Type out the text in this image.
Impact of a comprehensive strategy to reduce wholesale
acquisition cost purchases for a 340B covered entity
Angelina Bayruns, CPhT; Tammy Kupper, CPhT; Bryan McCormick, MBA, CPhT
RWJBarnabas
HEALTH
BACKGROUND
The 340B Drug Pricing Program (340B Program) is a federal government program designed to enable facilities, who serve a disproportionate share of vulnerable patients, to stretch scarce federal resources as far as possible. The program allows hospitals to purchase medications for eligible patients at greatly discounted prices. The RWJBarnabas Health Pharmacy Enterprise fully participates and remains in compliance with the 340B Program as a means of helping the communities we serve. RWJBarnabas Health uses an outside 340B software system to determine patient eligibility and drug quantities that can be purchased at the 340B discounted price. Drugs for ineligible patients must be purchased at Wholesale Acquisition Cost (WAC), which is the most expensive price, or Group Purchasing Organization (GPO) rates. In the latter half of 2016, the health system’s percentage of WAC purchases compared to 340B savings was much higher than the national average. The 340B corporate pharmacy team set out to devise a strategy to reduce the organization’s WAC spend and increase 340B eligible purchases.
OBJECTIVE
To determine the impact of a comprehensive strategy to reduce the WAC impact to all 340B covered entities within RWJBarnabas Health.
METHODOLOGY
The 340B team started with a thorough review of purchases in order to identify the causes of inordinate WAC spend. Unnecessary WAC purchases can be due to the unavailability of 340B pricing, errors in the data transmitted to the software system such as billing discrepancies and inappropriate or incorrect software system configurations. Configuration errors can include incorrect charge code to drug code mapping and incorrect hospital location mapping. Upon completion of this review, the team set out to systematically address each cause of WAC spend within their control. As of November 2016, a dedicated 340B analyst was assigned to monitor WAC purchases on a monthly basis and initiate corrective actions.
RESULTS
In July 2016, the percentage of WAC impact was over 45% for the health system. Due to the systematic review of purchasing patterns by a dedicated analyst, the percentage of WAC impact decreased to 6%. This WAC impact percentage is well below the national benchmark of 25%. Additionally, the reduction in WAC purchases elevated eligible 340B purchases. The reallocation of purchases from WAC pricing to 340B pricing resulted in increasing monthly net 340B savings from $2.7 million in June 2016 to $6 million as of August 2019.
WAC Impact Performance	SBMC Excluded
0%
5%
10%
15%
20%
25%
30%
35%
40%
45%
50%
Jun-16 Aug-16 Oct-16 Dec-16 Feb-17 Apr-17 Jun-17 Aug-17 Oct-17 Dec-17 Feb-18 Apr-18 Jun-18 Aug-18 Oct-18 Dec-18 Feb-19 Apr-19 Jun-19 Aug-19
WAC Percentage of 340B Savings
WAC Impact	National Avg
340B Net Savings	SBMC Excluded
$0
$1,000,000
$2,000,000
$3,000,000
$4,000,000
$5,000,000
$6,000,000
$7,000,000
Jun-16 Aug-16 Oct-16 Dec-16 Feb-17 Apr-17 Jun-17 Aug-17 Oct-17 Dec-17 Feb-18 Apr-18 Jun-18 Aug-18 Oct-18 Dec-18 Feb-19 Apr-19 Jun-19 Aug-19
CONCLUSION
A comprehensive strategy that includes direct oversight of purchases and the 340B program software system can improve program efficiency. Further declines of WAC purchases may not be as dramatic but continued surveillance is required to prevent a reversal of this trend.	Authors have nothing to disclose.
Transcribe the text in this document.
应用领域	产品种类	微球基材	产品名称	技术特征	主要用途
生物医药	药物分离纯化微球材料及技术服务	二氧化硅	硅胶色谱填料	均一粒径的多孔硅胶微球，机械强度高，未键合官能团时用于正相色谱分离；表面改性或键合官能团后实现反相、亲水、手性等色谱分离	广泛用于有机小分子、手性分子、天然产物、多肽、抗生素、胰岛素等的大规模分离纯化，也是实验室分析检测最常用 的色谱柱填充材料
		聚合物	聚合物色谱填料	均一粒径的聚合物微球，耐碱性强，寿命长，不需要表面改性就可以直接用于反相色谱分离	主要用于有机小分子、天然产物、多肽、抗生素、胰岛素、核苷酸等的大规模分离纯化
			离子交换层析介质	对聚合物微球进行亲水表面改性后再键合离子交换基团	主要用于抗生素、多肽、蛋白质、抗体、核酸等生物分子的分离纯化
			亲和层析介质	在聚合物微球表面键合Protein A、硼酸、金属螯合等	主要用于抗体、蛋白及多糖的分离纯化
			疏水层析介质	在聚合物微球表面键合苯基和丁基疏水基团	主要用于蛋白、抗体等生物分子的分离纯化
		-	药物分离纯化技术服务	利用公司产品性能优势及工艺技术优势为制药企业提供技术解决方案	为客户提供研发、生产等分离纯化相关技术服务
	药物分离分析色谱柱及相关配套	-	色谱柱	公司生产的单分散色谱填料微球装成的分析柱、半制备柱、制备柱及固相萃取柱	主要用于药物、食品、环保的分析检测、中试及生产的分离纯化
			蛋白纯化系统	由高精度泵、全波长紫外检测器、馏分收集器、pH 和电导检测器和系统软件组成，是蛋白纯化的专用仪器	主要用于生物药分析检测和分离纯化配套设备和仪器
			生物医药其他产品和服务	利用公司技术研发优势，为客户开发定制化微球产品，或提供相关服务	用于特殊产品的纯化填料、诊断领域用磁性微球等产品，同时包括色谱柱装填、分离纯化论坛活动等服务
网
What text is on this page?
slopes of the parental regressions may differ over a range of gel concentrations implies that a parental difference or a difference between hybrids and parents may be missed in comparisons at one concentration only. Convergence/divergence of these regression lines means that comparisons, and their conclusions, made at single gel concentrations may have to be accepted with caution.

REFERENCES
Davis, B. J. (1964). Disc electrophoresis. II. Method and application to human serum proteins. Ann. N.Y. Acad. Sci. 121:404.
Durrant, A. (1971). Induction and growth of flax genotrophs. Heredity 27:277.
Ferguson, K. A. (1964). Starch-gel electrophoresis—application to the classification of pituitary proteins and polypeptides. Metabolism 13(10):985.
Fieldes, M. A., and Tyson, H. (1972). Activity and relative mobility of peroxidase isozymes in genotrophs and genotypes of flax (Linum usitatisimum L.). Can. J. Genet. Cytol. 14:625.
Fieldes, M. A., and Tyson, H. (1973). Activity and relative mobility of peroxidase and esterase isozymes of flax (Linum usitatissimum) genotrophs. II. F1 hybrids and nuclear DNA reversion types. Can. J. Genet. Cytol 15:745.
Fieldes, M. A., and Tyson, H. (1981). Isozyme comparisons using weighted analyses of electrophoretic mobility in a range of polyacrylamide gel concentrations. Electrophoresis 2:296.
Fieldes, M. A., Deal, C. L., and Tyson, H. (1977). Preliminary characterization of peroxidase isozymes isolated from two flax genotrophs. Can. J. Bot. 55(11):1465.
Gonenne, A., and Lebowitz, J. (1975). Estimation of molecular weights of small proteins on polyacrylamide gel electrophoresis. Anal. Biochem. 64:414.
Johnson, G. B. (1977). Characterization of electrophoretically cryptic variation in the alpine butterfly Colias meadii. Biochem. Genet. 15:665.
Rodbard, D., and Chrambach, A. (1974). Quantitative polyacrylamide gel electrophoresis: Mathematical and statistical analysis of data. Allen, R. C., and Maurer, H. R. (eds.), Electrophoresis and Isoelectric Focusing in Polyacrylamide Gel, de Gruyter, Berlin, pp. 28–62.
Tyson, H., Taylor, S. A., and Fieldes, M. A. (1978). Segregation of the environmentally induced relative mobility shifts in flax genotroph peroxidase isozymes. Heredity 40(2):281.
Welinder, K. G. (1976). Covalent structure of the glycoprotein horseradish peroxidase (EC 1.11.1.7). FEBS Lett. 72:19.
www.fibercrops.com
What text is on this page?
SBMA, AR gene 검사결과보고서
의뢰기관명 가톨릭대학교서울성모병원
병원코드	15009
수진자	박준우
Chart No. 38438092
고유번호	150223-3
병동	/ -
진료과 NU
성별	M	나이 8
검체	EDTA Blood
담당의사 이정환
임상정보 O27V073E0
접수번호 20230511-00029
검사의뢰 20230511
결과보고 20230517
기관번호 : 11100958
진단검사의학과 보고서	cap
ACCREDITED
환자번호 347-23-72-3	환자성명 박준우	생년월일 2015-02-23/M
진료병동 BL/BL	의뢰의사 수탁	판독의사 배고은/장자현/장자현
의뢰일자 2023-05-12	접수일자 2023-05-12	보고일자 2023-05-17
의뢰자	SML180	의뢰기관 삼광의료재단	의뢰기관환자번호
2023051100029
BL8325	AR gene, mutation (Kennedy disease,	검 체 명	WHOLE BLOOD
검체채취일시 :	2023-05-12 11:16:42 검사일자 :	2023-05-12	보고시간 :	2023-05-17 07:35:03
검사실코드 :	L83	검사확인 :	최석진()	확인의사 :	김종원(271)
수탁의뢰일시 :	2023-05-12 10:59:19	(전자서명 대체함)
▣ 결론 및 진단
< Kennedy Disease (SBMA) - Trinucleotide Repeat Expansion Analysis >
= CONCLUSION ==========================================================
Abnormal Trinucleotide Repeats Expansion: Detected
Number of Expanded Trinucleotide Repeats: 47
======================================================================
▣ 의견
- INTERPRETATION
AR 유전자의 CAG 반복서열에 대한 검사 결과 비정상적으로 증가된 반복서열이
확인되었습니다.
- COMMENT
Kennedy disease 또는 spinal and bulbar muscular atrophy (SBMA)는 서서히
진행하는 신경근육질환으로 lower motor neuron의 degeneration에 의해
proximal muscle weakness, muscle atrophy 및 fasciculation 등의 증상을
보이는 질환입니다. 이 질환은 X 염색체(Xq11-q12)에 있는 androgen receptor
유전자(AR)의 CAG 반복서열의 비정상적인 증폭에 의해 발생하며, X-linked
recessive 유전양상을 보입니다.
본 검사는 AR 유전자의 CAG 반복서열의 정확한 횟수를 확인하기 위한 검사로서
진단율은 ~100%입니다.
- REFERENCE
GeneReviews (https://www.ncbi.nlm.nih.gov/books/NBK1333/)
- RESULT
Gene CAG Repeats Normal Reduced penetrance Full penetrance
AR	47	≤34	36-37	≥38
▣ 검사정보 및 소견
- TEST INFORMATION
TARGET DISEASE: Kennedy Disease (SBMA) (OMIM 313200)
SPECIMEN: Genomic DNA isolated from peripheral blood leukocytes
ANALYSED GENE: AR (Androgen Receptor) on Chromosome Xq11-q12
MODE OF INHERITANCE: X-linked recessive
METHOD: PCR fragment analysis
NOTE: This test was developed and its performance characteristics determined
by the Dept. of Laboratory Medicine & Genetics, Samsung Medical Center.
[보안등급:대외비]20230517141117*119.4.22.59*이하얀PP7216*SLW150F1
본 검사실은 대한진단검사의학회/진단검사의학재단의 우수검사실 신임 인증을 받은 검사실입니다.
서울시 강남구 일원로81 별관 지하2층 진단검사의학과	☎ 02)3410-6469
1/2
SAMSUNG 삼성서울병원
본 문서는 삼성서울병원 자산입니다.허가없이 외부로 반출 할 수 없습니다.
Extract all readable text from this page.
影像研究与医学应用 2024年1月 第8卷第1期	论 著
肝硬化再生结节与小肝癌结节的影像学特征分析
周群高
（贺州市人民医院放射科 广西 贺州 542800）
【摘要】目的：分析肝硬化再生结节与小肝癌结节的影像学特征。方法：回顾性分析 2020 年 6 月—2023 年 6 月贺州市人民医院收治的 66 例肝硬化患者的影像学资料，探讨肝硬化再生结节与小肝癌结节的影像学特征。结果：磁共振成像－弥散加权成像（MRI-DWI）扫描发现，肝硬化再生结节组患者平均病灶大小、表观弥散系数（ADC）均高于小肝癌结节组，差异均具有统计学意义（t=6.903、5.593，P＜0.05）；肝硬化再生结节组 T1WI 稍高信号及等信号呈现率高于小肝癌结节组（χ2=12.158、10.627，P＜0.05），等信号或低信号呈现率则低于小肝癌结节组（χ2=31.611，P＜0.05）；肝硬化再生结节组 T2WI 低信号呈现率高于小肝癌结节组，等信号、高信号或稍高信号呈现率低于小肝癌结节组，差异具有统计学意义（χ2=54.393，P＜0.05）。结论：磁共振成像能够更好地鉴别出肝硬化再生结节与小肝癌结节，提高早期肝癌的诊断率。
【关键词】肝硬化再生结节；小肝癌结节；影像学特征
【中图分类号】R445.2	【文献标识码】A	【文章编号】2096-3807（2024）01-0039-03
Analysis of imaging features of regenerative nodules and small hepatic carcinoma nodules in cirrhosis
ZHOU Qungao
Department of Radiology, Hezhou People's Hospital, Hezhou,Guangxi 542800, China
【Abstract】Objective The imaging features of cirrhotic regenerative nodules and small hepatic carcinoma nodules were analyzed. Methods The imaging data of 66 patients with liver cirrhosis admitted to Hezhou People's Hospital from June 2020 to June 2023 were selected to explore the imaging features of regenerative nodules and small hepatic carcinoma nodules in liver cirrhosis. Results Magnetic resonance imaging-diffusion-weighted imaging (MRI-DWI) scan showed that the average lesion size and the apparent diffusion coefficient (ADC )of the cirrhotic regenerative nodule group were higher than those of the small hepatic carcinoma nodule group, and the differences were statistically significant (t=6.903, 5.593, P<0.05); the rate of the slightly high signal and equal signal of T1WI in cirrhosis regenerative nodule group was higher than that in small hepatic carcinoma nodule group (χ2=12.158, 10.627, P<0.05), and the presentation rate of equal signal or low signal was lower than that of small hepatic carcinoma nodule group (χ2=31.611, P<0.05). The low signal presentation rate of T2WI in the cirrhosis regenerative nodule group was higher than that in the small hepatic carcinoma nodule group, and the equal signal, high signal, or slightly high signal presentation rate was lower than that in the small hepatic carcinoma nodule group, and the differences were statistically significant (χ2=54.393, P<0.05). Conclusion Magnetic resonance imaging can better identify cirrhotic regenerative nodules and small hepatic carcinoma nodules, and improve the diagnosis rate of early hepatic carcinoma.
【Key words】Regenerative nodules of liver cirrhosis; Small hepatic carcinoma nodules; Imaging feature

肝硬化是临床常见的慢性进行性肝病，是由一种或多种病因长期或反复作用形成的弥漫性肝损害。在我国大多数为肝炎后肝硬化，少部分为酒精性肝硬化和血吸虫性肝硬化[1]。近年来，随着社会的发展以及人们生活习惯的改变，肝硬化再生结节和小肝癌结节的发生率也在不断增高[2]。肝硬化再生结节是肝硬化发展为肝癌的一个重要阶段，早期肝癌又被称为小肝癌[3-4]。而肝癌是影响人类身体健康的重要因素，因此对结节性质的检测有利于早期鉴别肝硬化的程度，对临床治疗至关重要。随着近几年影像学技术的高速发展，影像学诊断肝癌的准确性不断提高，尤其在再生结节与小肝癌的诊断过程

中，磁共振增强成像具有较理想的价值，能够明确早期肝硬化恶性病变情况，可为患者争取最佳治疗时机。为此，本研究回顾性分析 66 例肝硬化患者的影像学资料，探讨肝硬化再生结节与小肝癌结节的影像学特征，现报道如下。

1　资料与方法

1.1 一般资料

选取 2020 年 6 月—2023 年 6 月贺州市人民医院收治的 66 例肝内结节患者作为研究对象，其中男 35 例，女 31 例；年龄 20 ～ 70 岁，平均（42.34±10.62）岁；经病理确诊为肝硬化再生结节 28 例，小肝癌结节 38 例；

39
● ● ● ● ● ● ●
Exercise aim —
What belongs in the answer is each line from the listing above that contains "Heredity".

Exercise result —
Durrant, A. (1971). Induction and growth of flax genotrophs. Heredity 27:277.
Tyson, H., Taylor, S. A., and Fieldes, M. A. (1978). Segregation of the environmentally induced relative mobility shifts in flax genotroph peroxidase isozymes. Heredity 40(2):281.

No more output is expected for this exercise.